▶ RECORDS PROVIDED
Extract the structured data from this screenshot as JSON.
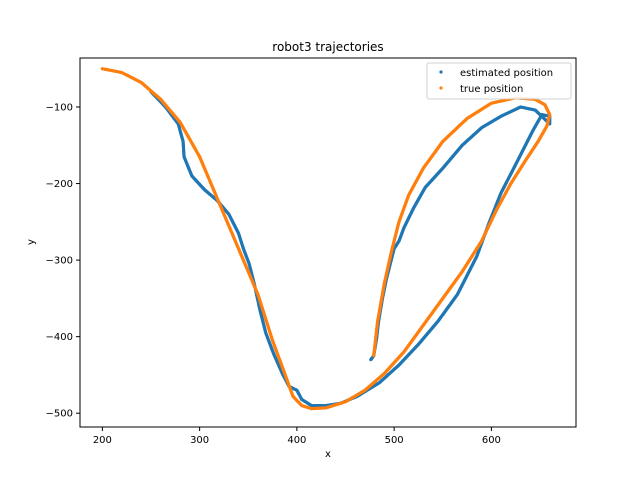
{
  "chart_data": {
    "type": "scatter",
    "title": "robot3 trajectories",
    "xlabel": "x",
    "ylabel": "y",
    "xlim": [
      177,
      687
    ],
    "ylim": [
      -518,
      -36
    ],
    "xticks": [
      200,
      300,
      400,
      500,
      600
    ],
    "yticks": [
      -500,
      -400,
      -300,
      -200,
      -100
    ],
    "xtick_labels": [
      "200",
      "300",
      "400",
      "500",
      "600"
    ],
    "ytick_labels": [
      "−500",
      "−400",
      "−300",
      "−200",
      "−100"
    ],
    "legend_position": "upper right",
    "grid": false,
    "series": [
      {
        "name": "estimated position",
        "color": "#1f77b4",
        "points": [
          [
            250,
            -80
          ],
          [
            265,
            -100
          ],
          [
            278,
            -122
          ],
          [
            283,
            -145
          ],
          [
            284,
            -165
          ],
          [
            292,
            -190
          ],
          [
            305,
            -208
          ],
          [
            318,
            -222
          ],
          [
            330,
            -240
          ],
          [
            340,
            -265
          ],
          [
            345,
            -285
          ],
          [
            351,
            -305
          ],
          [
            356,
            -330
          ],
          [
            362,
            -365
          ],
          [
            368,
            -395
          ],
          [
            376,
            -422
          ],
          [
            385,
            -448
          ],
          [
            392,
            -465
          ],
          [
            400,
            -470
          ],
          [
            405,
            -482
          ],
          [
            415,
            -490
          ],
          [
            430,
            -490
          ],
          [
            445,
            -487
          ],
          [
            462,
            -478
          ],
          [
            485,
            -460
          ],
          [
            505,
            -437
          ],
          [
            525,
            -410
          ],
          [
            545,
            -380
          ],
          [
            565,
            -345
          ],
          [
            585,
            -295
          ],
          [
            598,
            -250
          ],
          [
            610,
            -212
          ],
          [
            623,
            -180
          ],
          [
            633,
            -155
          ],
          [
            643,
            -130
          ],
          [
            652,
            -110
          ],
          [
            660,
            -112
          ],
          [
            660,
            -122
          ],
          [
            645,
            -104
          ],
          [
            630,
            -100
          ],
          [
            610,
            -112
          ],
          [
            590,
            -127
          ],
          [
            570,
            -150
          ],
          [
            550,
            -180
          ],
          [
            532,
            -205
          ],
          [
            520,
            -232
          ],
          [
            510,
            -258
          ],
          [
            505,
            -275
          ],
          [
            500,
            -285
          ],
          [
            496,
            -305
          ],
          [
            492,
            -325
          ],
          [
            488,
            -350
          ],
          [
            484,
            -380
          ],
          [
            482,
            -402
          ],
          [
            479,
            -425
          ],
          [
            476,
            -430
          ]
        ]
      },
      {
        "name": "true position",
        "color": "#ff7f0e",
        "points": [
          [
            200,
            -50
          ],
          [
            220,
            -55
          ],
          [
            240,
            -68
          ],
          [
            260,
            -90
          ],
          [
            280,
            -120
          ],
          [
            300,
            -165
          ],
          [
            315,
            -210
          ],
          [
            330,
            -255
          ],
          [
            345,
            -300
          ],
          [
            360,
            -345
          ],
          [
            375,
            -405
          ],
          [
            388,
            -450
          ],
          [
            396,
            -478
          ],
          [
            405,
            -490
          ],
          [
            415,
            -494
          ],
          [
            430,
            -493
          ],
          [
            450,
            -485
          ],
          [
            470,
            -470
          ],
          [
            490,
            -448
          ],
          [
            510,
            -420
          ],
          [
            530,
            -385
          ],
          [
            550,
            -350
          ],
          [
            570,
            -315
          ],
          [
            590,
            -275
          ],
          [
            605,
            -235
          ],
          [
            620,
            -200
          ],
          [
            635,
            -170
          ],
          [
            648,
            -145
          ],
          [
            657,
            -125
          ],
          [
            660,
            -110
          ],
          [
            655,
            -97
          ],
          [
            645,
            -90
          ],
          [
            625,
            -88
          ],
          [
            600,
            -95
          ],
          [
            575,
            -115
          ],
          [
            550,
            -145
          ],
          [
            530,
            -180
          ],
          [
            515,
            -215
          ],
          [
            505,
            -250
          ],
          [
            497,
            -290
          ],
          [
            490,
            -330
          ],
          [
            483,
            -380
          ],
          [
            479,
            -425
          ]
        ]
      }
    ]
  }
}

▶ WHAT THE EXERCISE ASKS
Each line that contains the string "name" counts once; report how many such lines the entries have, giving only the number.

▶ CORRECT RESPONSE
2